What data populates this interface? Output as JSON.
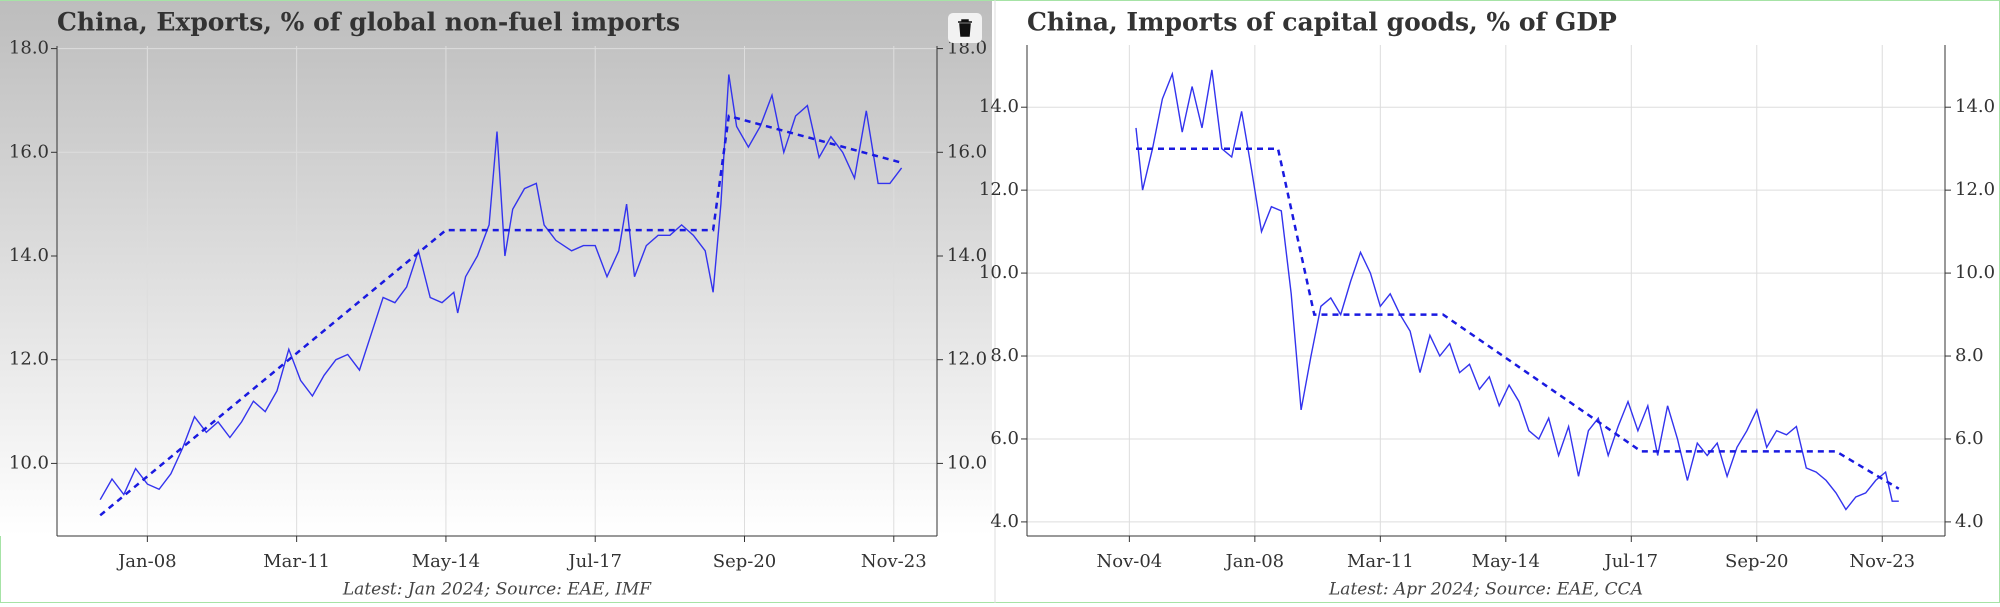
{
  "chart_data": [
    {
      "type": "line",
      "title": "China, Exports, % of global non-fuel imports",
      "footnote": "Latest: Jan 2024; Source: EAE, IMF",
      "background": "gradient",
      "xlim": [
        "2006-02",
        "2024-10"
      ],
      "xticks": [
        {
          "value": "2008-01",
          "label": "Jan-08"
        },
        {
          "value": "2011-03",
          "label": "Mar-11"
        },
        {
          "value": "2014-05",
          "label": "May-14"
        },
        {
          "value": "2017-07",
          "label": "Jul-17"
        },
        {
          "value": "2020-09",
          "label": "Sep-20"
        },
        {
          "value": "2023-11",
          "label": "Nov-23"
        }
      ],
      "ylim": [
        8.6,
        18.05
      ],
      "yticks": [
        {
          "value": 10,
          "label": "10.0"
        },
        {
          "value": 12,
          "label": "12.0"
        },
        {
          "value": 14,
          "label": "14.0"
        },
        {
          "value": 16,
          "label": "16.0"
        },
        {
          "value": 18,
          "label": "18.0"
        }
      ],
      "grid": true,
      "series": [
        {
          "color": "#3333ee",
          "dashed": false,
          "x": [
            "2007-01",
            "2007-04",
            "2007-07",
            "2007-10",
            "2008-01",
            "2008-04",
            "2008-07",
            "2008-10",
            "2009-01",
            "2009-04",
            "2009-07",
            "2009-10",
            "2010-01",
            "2010-04",
            "2010-07",
            "2010-10",
            "2011-01",
            "2011-04",
            "2011-07",
            "2011-10",
            "2012-01",
            "2012-04",
            "2012-07",
            "2012-10",
            "2013-01",
            "2013-04",
            "2013-07",
            "2013-10",
            "2014-01",
            "2014-04",
            "2014-07",
            "2014-08",
            "2014-10",
            "2015-01",
            "2015-04",
            "2015-06",
            "2015-08",
            "2015-10",
            "2016-01",
            "2016-04",
            "2016-06",
            "2016-09",
            "2017-01",
            "2017-04",
            "2017-07",
            "2017-10",
            "2018-01",
            "2018-03",
            "2018-05",
            "2018-08",
            "2018-11",
            "2019-02",
            "2019-05",
            "2019-08",
            "2019-11",
            "2020-01",
            "2020-03",
            "2020-05",
            "2020-07",
            "2020-10",
            "2021-01",
            "2021-04",
            "2021-07",
            "2021-10",
            "2022-01",
            "2022-04",
            "2022-07",
            "2022-10",
            "2023-01",
            "2023-04",
            "2023-07",
            "2023-10",
            "2024-01"
          ],
          "values": [
            9.3,
            9.7,
            9.4,
            9.9,
            9.6,
            9.5,
            9.8,
            10.3,
            10.9,
            10.6,
            10.8,
            10.5,
            10.8,
            11.2,
            11.0,
            11.4,
            12.2,
            11.6,
            11.3,
            11.7,
            12.0,
            12.1,
            11.8,
            12.5,
            13.2,
            13.1,
            13.4,
            14.1,
            13.2,
            13.1,
            13.3,
            12.9,
            13.6,
            14.0,
            14.6,
            16.4,
            14.0,
            14.9,
            15.3,
            15.4,
            14.6,
            14.3,
            14.1,
            14.2,
            14.2,
            13.6,
            14.1,
            15.0,
            13.6,
            14.2,
            14.4,
            14.4,
            14.6,
            14.4,
            14.1,
            13.3,
            15.0,
            17.5,
            16.5,
            16.1,
            16.5,
            17.1,
            16.0,
            16.7,
            16.9,
            15.9,
            16.3,
            16.0,
            15.5,
            16.8,
            15.4,
            15.4,
            15.7
          ]
        },
        {
          "color": "#1a1ae0",
          "dashed": true,
          "x": [
            "2007-01",
            "2014-05",
            "2020-01",
            "2020-05",
            "2024-01"
          ],
          "values": [
            9.0,
            14.5,
            14.5,
            16.7,
            15.8
          ]
        }
      ]
    },
    {
      "type": "line",
      "title": "China, Imports of capital goods, % of GDP",
      "footnote": "Latest: Apr 2024; Source: EAE, CCA",
      "background": "white",
      "xlim": [
        "2002-04",
        "2025-06"
      ],
      "xticks": [
        {
          "value": "2004-11",
          "label": "Nov-04"
        },
        {
          "value": "2008-01",
          "label": "Jan-08"
        },
        {
          "value": "2011-03",
          "label": "Mar-11"
        },
        {
          "value": "2014-05",
          "label": "May-14"
        },
        {
          "value": "2017-07",
          "label": "Jul-17"
        },
        {
          "value": "2020-09",
          "label": "Sep-20"
        },
        {
          "value": "2023-11",
          "label": "Nov-23"
        }
      ],
      "ylim": [
        3.66,
        15.5
      ],
      "yticks": [
        {
          "value": 4,
          "label": "4.0"
        },
        {
          "value": 6,
          "label": "6.0"
        },
        {
          "value": 8,
          "label": "8.0"
        },
        {
          "value": 10,
          "label": "10.0"
        },
        {
          "value": 12,
          "label": "12.0"
        },
        {
          "value": 14,
          "label": "14.0"
        }
      ],
      "grid": true,
      "series": [
        {
          "color": "#3333ee",
          "dashed": false,
          "x": [
            "2005-01",
            "2005-03",
            "2005-06",
            "2005-09",
            "2005-12",
            "2006-03",
            "2006-06",
            "2006-09",
            "2006-12",
            "2007-03",
            "2007-06",
            "2007-09",
            "2007-12",
            "2008-03",
            "2008-06",
            "2008-09",
            "2008-12",
            "2009-03",
            "2009-06",
            "2009-09",
            "2009-12",
            "2010-03",
            "2010-06",
            "2010-09",
            "2010-12",
            "2011-03",
            "2011-06",
            "2011-09",
            "2011-12",
            "2012-03",
            "2012-06",
            "2012-09",
            "2012-12",
            "2013-03",
            "2013-06",
            "2013-09",
            "2013-12",
            "2014-03",
            "2014-06",
            "2014-09",
            "2014-12",
            "2015-03",
            "2015-06",
            "2015-09",
            "2015-12",
            "2016-03",
            "2016-06",
            "2016-09",
            "2016-12",
            "2017-03",
            "2017-06",
            "2017-09",
            "2017-12",
            "2018-03",
            "2018-06",
            "2018-09",
            "2018-12",
            "2019-03",
            "2019-06",
            "2019-09",
            "2019-12",
            "2020-03",
            "2020-06",
            "2020-09",
            "2020-12",
            "2021-03",
            "2021-06",
            "2021-09",
            "2021-12",
            "2022-03",
            "2022-06",
            "2022-09",
            "2022-12",
            "2023-03",
            "2023-06",
            "2023-09",
            "2023-12",
            "2024-02",
            "2024-04"
          ],
          "values": [
            13.5,
            12.0,
            13.0,
            14.2,
            14.8,
            13.4,
            14.5,
            13.5,
            14.9,
            13.0,
            12.8,
            13.9,
            12.5,
            11.0,
            11.6,
            11.5,
            9.5,
            6.7,
            8.0,
            9.2,
            9.4,
            9.0,
            9.8,
            10.5,
            10.0,
            9.2,
            9.5,
            9.0,
            8.6,
            7.6,
            8.5,
            8.0,
            8.3,
            7.6,
            7.8,
            7.2,
            7.5,
            6.8,
            7.3,
            6.9,
            6.2,
            6.0,
            6.5,
            5.6,
            6.3,
            5.1,
            6.2,
            6.5,
            5.6,
            6.3,
            6.9,
            6.2,
            6.8,
            5.6,
            6.8,
            6.0,
            5.0,
            5.9,
            5.6,
            5.9,
            5.1,
            5.8,
            6.2,
            6.7,
            5.8,
            6.2,
            6.1,
            6.3,
            5.3,
            5.2,
            5.0,
            4.7,
            4.3,
            4.6,
            4.7,
            5.0,
            5.2,
            4.5,
            4.5
          ]
        },
        {
          "color": "#1a1ae0",
          "dashed": true,
          "x": [
            "2005-01",
            "2008-08",
            "2009-07",
            "2012-10",
            "2017-10",
            "2022-09",
            "2024-04"
          ],
          "values": [
            13.0,
            13.0,
            9.0,
            9.0,
            5.7,
            5.7,
            4.8
          ]
        }
      ]
    }
  ]
}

## WORK REQUIRED
Repeat each entry exactly as given; no pictures belong in the copy.

## FINAL RESULT
What data populates this interface? Output as JSON.
{
  "chart_data": [
    {
      "type": "line",
      "title": "China, Exports, % of global non-fuel imports",
      "footnote": "Latest: Jan 2024; Source: EAE, IMF",
      "background": "gradient",
      "xlim": [
        "2006-02",
        "2024-10"
      ],
      "xticks": [
        {
          "value": "2008-01",
          "label": "Jan-08"
        },
        {
          "value": "2011-03",
          "label": "Mar-11"
        },
        {
          "value": "2014-05",
          "label": "May-14"
        },
        {
          "value": "2017-07",
          "label": "Jul-17"
        },
        {
          "value": "2020-09",
          "label": "Sep-20"
        },
        {
          "value": "2023-11",
          "label": "Nov-23"
        }
      ],
      "ylim": [
        8.6,
        18.05
      ],
      "yticks": [
        {
          "value": 10,
          "label": "10.0"
        },
        {
          "value": 12,
          "label": "12.0"
        },
        {
          "value": 14,
          "label": "14.0"
        },
        {
          "value": 16,
          "label": "16.0"
        },
        {
          "value": 18,
          "label": "18.0"
        }
      ],
      "grid": true,
      "series": [
        {
          "color": "#3333ee",
          "dashed": false,
          "x": [
            "2007-01",
            "2007-04",
            "2007-07",
            "2007-10",
            "2008-01",
            "2008-04",
            "2008-07",
            "2008-10",
            "2009-01",
            "2009-04",
            "2009-07",
            "2009-10",
            "2010-01",
            "2010-04",
            "2010-07",
            "2010-10",
            "2011-01",
            "2011-04",
            "2011-07",
            "2011-10",
            "2012-01",
            "2012-04",
            "2012-07",
            "2012-10",
            "2013-01",
            "2013-04",
            "2013-07",
            "2013-10",
            "2014-01",
            "2014-04",
            "2014-07",
            "2014-08",
            "2014-10",
            "2015-01",
            "2015-04",
            "2015-06",
            "2015-08",
            "2015-10",
            "2016-01",
            "2016-04",
            "2016-06",
            "2016-09",
            "2017-01",
            "2017-04",
            "2017-07",
            "2017-10",
            "2018-01",
            "2018-03",
            "2018-05",
            "2018-08",
            "2018-11",
            "2019-02",
            "2019-05",
            "2019-08",
            "2019-11",
            "2020-01",
            "2020-03",
            "2020-05",
            "2020-07",
            "2020-10",
            "2021-01",
            "2021-04",
            "2021-07",
            "2021-10",
            "2022-01",
            "2022-04",
            "2022-07",
            "2022-10",
            "2023-01",
            "2023-04",
            "2023-07",
            "2023-10",
            "2024-01"
          ],
          "values": [
            9.3,
            9.7,
            9.4,
            9.9,
            9.6,
            9.5,
            9.8,
            10.3,
            10.9,
            10.6,
            10.8,
            10.5,
            10.8,
            11.2,
            11.0,
            11.4,
            12.2,
            11.6,
            11.3,
            11.7,
            12.0,
            12.1,
            11.8,
            12.5,
            13.2,
            13.1,
            13.4,
            14.1,
            13.2,
            13.1,
            13.3,
            12.9,
            13.6,
            14.0,
            14.6,
            16.4,
            14.0,
            14.9,
            15.3,
            15.4,
            14.6,
            14.3,
            14.1,
            14.2,
            14.2,
            13.6,
            14.1,
            15.0,
            13.6,
            14.2,
            14.4,
            14.4,
            14.6,
            14.4,
            14.1,
            13.3,
            15.0,
            17.5,
            16.5,
            16.1,
            16.5,
            17.1,
            16.0,
            16.7,
            16.9,
            15.9,
            16.3,
            16.0,
            15.5,
            16.8,
            15.4,
            15.4,
            15.7
          ]
        },
        {
          "color": "#1a1ae0",
          "dashed": true,
          "x": [
            "2007-01",
            "2014-05",
            "2020-01",
            "2020-05",
            "2024-01"
          ],
          "values": [
            9.0,
            14.5,
            14.5,
            16.7,
            15.8
          ]
        }
      ]
    },
    {
      "type": "line",
      "title": "China, Imports of capital goods, % of GDP",
      "footnote": "Latest: Apr 2024; Source: EAE, CCA",
      "background": "white",
      "xlim": [
        "2002-04",
        "2025-06"
      ],
      "xticks": [
        {
          "value": "2004-11",
          "label": "Nov-04"
        },
        {
          "value": "2008-01",
          "label": "Jan-08"
        },
        {
          "value": "2011-03",
          "label": "Mar-11"
        },
        {
          "value": "2014-05",
          "label": "May-14"
        },
        {
          "value": "2017-07",
          "label": "Jul-17"
        },
        {
          "value": "2020-09",
          "label": "Sep-20"
        },
        {
          "value": "2023-11",
          "label": "Nov-23"
        }
      ],
      "ylim": [
        3.66,
        15.5
      ],
      "yticks": [
        {
          "value": 4,
          "label": "4.0"
        },
        {
          "value": 6,
          "label": "6.0"
        },
        {
          "value": 8,
          "label": "8.0"
        },
        {
          "value": 10,
          "label": "10.0"
        },
        {
          "value": 12,
          "label": "12.0"
        },
        {
          "value": 14,
          "label": "14.0"
        }
      ],
      "grid": true,
      "series": [
        {
          "color": "#3333ee",
          "dashed": false,
          "x": [
            "2005-01",
            "2005-03",
            "2005-06",
            "2005-09",
            "2005-12",
            "2006-03",
            "2006-06",
            "2006-09",
            "2006-12",
            "2007-03",
            "2007-06",
            "2007-09",
            "2007-12",
            "2008-03",
            "2008-06",
            "2008-09",
            "2008-12",
            "2009-03",
            "2009-06",
            "2009-09",
            "2009-12",
            "2010-03",
            "2010-06",
            "2010-09",
            "2010-12",
            "2011-03",
            "2011-06",
            "2011-09",
            "2011-12",
            "2012-03",
            "2012-06",
            "2012-09",
            "2012-12",
            "2013-03",
            "2013-06",
            "2013-09",
            "2013-12",
            "2014-03",
            "2014-06",
            "2014-09",
            "2014-12",
            "2015-03",
            "2015-06",
            "2015-09",
            "2015-12",
            "2016-03",
            "2016-06",
            "2016-09",
            "2016-12",
            "2017-03",
            "2017-06",
            "2017-09",
            "2017-12",
            "2018-03",
            "2018-06",
            "2018-09",
            "2018-12",
            "2019-03",
            "2019-06",
            "2019-09",
            "2019-12",
            "2020-03",
            "2020-06",
            "2020-09",
            "2020-12",
            "2021-03",
            "2021-06",
            "2021-09",
            "2021-12",
            "2022-03",
            "2022-06",
            "2022-09",
            "2022-12",
            "2023-03",
            "2023-06",
            "2023-09",
            "2023-12",
            "2024-02",
            "2024-04"
          ],
          "values": [
            13.5,
            12.0,
            13.0,
            14.2,
            14.8,
            13.4,
            14.5,
            13.5,
            14.9,
            13.0,
            12.8,
            13.9,
            12.5,
            11.0,
            11.6,
            11.5,
            9.5,
            6.7,
            8.0,
            9.2,
            9.4,
            9.0,
            9.8,
            10.5,
            10.0,
            9.2,
            9.5,
            9.0,
            8.6,
            7.6,
            8.5,
            8.0,
            8.3,
            7.6,
            7.8,
            7.2,
            7.5,
            6.8,
            7.3,
            6.9,
            6.2,
            6.0,
            6.5,
            5.6,
            6.3,
            5.1,
            6.2,
            6.5,
            5.6,
            6.3,
            6.9,
            6.2,
            6.8,
            5.6,
            6.8,
            6.0,
            5.0,
            5.9,
            5.6,
            5.9,
            5.1,
            5.8,
            6.2,
            6.7,
            5.8,
            6.2,
            6.1,
            6.3,
            5.3,
            5.2,
            5.0,
            4.7,
            4.3,
            4.6,
            4.7,
            5.0,
            5.2,
            4.5,
            4.5
          ]
        },
        {
          "color": "#1a1ae0",
          "dashed": true,
          "x": [
            "2005-01",
            "2008-08",
            "2009-07",
            "2012-10",
            "2017-10",
            "2022-09",
            "2024-04"
          ],
          "values": [
            13.0,
            13.0,
            9.0,
            9.0,
            5.7,
            5.7,
            4.8
          ]
        }
      ]
    }
  ]
}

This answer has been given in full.